— Start of RECORDS SHOWN —

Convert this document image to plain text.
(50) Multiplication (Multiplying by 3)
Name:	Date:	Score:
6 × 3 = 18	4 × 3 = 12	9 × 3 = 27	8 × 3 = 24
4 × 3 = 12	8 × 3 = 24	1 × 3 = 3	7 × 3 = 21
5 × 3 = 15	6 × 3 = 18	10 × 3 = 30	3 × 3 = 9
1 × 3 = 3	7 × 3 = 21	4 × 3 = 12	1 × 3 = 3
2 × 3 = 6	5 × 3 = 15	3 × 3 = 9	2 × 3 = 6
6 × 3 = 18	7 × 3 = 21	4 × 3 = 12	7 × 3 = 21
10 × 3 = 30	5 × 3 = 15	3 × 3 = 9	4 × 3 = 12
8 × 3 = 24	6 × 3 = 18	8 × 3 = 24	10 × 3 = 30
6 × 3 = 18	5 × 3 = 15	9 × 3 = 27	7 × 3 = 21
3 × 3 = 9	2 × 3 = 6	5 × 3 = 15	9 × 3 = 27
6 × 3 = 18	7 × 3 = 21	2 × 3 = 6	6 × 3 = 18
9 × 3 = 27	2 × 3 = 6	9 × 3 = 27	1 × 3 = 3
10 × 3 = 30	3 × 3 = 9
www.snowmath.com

— End of RECORDS SHOWN —

## WHAT YOU WILL DO
Without leaving anything out, quote all the data.

## SOLUTION FOR THIS PROBLEM
Convert this document image to plain text.
(50) Multiplication (Multiplying by 3)
Name:	Date:	Score:
6 × 3 = 18	4 × 3 = 12	9 × 3 = 27	8 × 3 = 24
4 × 3 = 12	8 × 3 = 24	1 × 3 = 3	7 × 3 = 21
5 × 3 = 15	6 × 3 = 18	10 × 3 = 30	3 × 3 = 9
1 × 3 = 3	7 × 3 = 21	4 × 3 = 12	1 × 3 = 3
2 × 3 = 6	5 × 3 = 15	3 × 3 = 9	2 × 3 = 6
6 × 3 = 18	7 × 3 = 21	4 × 3 = 12	7 × 3 = 21
10 × 3 = 30	5 × 3 = 15	3 × 3 = 9	4 × 3 = 12
8 × 3 = 24	6 × 3 = 18	8 × 3 = 24	10 × 3 = 30
6 × 3 = 18	5 × 3 = 15	9 × 3 = 27	7 × 3 = 21
3 × 3 = 9	2 × 3 = 6	5 × 3 = 15	9 × 3 = 27
6 × 3 = 18	7 × 3 = 21	2 × 3 = 6	6 × 3 = 18
9 × 3 = 27	2 × 3 = 6	9 × 3 = 27	1 × 3 = 3
10 × 3 = 30	3 × 3 = 9
www.snowmath.com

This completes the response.